Saved entries
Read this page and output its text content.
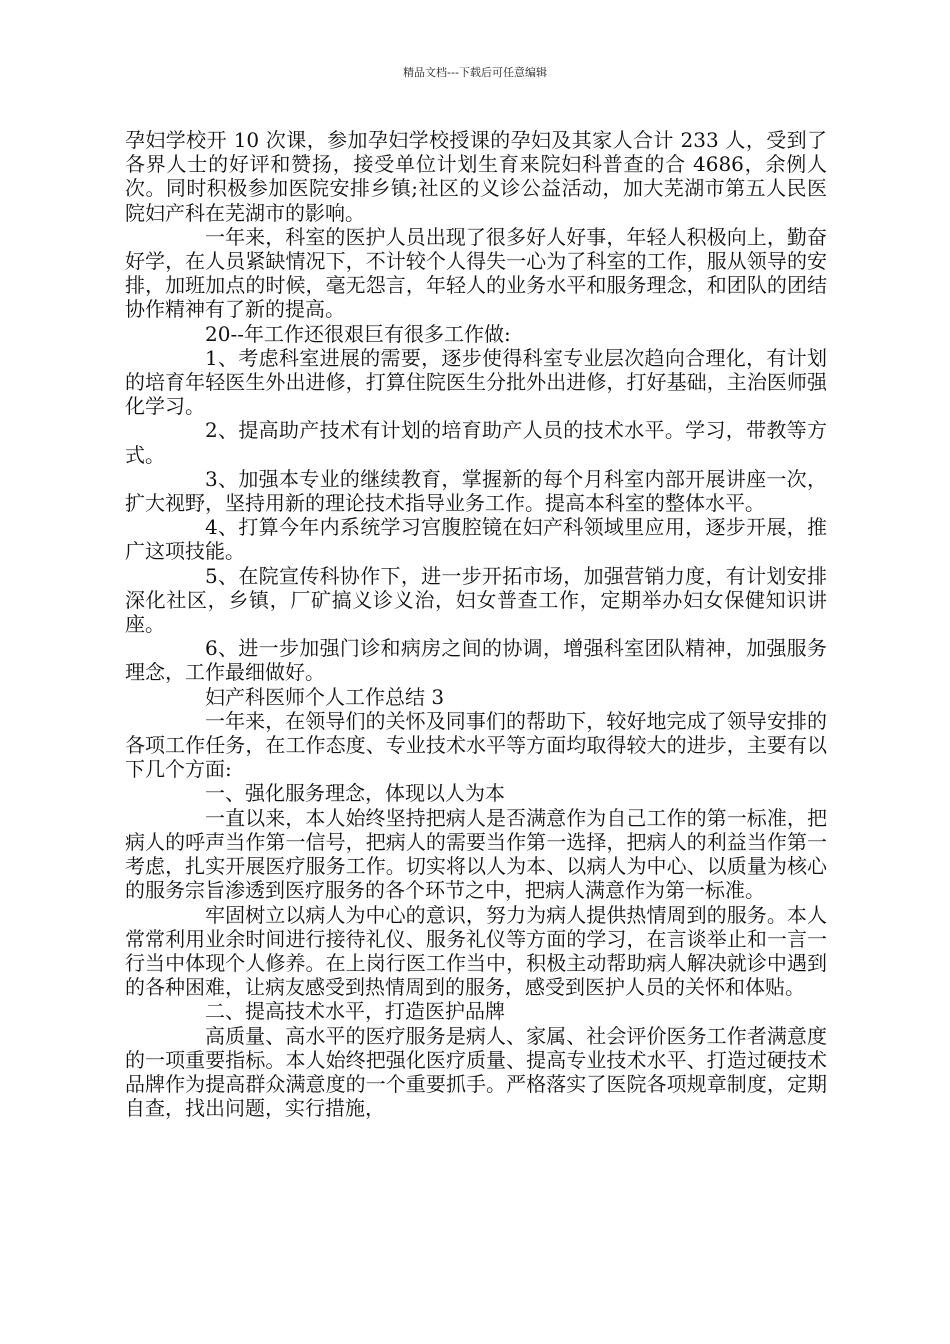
精品文档---下载后可任意编辑

孕妇学校开 10 次课，参加孕妇学校授课的孕妇及其家人合计 233 人，受到了各界人士的好评和赞扬，接受单位计划生育来院妇科普查的合 4686，余例人次。同时积极参加医院安排乡镇;社区的义诊公益活动，加大芜湖市第五人民医院妇产科在芜湖市的影响。

一年来，科室的医护人员出现了很多好人好事，年轻人积极向上，勤奋好学，在人员紧缺情况下，不计较个人得失一心为了科室的工作，服从领导的安排，加班加点的时候，毫无怨言，年轻人的业务水平和服务理念，和团队的团结协作精神有了新的提高。

20--年工作还很艰巨有很多工作做:

1、考虑科室进展的需要，逐步使得科室专业层次趋向合理化，有计划的培育年轻医生外出进修，打算住院医生分批外出进修，打好基础，主治医师强化学习。

2、提高助产技术有计划的培育助产人员的技术水平。学习，带教等方式。

3、加强本专业的继续教育，掌握新的每个月科室内部开展讲座一次，扩大视野，坚持用新的理论技术指导业务工作。提高本科室的整体水平。

4、打算今年内系统学习宫腹腔镜在妇产科领域里应用，逐步开展，推广这项技能。

5、在院宣传科协作下，进一步开拓市场，加强营销力度，有计划安排深化社区，乡镇，厂矿搞义诊义治，妇女普查工作，定期举办妇女保健知识讲座。

6、进一步加强门诊和病房之间的协调，增强科室团队精神，加强服务理念，工作最细做好。

妇产科医师个人工作总结 3

一年来，在领导们的关怀及同事们的帮助下，较好地完成了领导安排的各项工作任务，在工作态度、专业技术水平等方面均取得较大的进步，主要有以下几个方面:

一、强化服务理念，体现以人为本

一直以来，本人始终坚持把病人是否满意作为自己工作的第一标准，把病人的呼声当作第一信号，把病人的需要当作第一选择，把病人的利益当作第一考虑，扎实开展医疗服务工作。切实将以人为本、以病人为中心、以质量为核心的服务宗旨渗透到医疗服务的各个环节之中，把病人满意作为第一标准。

牢固树立以病人为中心的意识，努力为病人提供热情周到的服务。本人常常利用业余时间进行接待礼仪、服务礼仪等方面的学习，在言谈举止和一言一行当中体现个人修养。在上岗行医工作当中，积极主动帮助病人解决就诊中遇到的各种困难，让病友感受到热情周到的服务，感受到医护人员的关怀和体贴。

二、提高技术水平，打造医护品牌

高质量、高水平的医疗服务是病人、家属、社会评价医务工作者满意度的一项重要指标。本人始终把强化医疗质量、提高专业技术水平、打造过硬技术品牌作为提高群众满意度的一个重要抓手。严格落实了医院各项规章制度，定期自查，找出问题，实行措施，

■ The exercise:
Reproduce the material in its entirety and word for word, without the pictures.

■ Solution below:
Read this page and output its text content.
精品文档---下载后可任意编辑

孕妇学校开 10 次课，参加孕妇学校授课的孕妇及其家人合计 233 人，受到了各界人士的好评和赞扬，接受单位计划生育来院妇科普查的合 4686，余例人次。同时积极参加医院安排乡镇;社区的义诊公益活动，加大芜湖市第五人民医院妇产科在芜湖市的影响。

一年来，科室的医护人员出现了很多好人好事，年轻人积极向上，勤奋好学，在人员紧缺情况下，不计较个人得失一心为了科室的工作，服从领导的安排，加班加点的时候，毫无怨言，年轻人的业务水平和服务理念，和团队的团结协作精神有了新的提高。

20--年工作还很艰巨有很多工作做:

1、考虑科室进展的需要，逐步使得科室专业层次趋向合理化，有计划的培育年轻医生外出进修，打算住院医生分批外出进修，打好基础，主治医师强化学习。

2、提高助产技术有计划的培育助产人员的技术水平。学习，带教等方式。

3、加强本专业的继续教育，掌握新的每个月科室内部开展讲座一次，扩大视野，坚持用新的理论技术指导业务工作。提高本科室的整体水平。

4、打算今年内系统学习宫腹腔镜在妇产科领域里应用，逐步开展，推广这项技能。

5、在院宣传科协作下，进一步开拓市场，加强营销力度，有计划安排深化社区，乡镇，厂矿搞义诊义治，妇女普查工作，定期举办妇女保健知识讲座。

6、进一步加强门诊和病房之间的协调，增强科室团队精神，加强服务理念，工作最细做好。

妇产科医师个人工作总结 3

一年来，在领导们的关怀及同事们的帮助下，较好地完成了领导安排的各项工作任务，在工作态度、专业技术水平等方面均取得较大的进步，主要有以下几个方面:

一、强化服务理念，体现以人为本

一直以来，本人始终坚持把病人是否满意作为自己工作的第一标准，把病人的呼声当作第一信号，把病人的需要当作第一选择，把病人的利益当作第一考虑，扎实开展医疗服务工作。切实将以人为本、以病人为中心、以质量为核心的服务宗旨渗透到医疗服务的各个环节之中，把病人满意作为第一标准。

牢固树立以病人为中心的意识，努力为病人提供热情周到的服务。本人常常利用业余时间进行接待礼仪、服务礼仪等方面的学习，在言谈举止和一言一行当中体现个人修养。在上岗行医工作当中，积极主动帮助病人解决就诊中遇到的各种困难，让病友感受到热情周到的服务，感受到医护人员的关怀和体贴。

二、提高技术水平，打造医护品牌

高质量、高水平的医疗服务是病人、家属、社会评价医务工作者满意度的一项重要指标。本人始终把强化医疗质量、提高专业技术水平、打造过硬技术品牌作为提高群众满意度的一个重要抓手。严格落实了医院各项规章制度，定期自查，找出问题，实行措施，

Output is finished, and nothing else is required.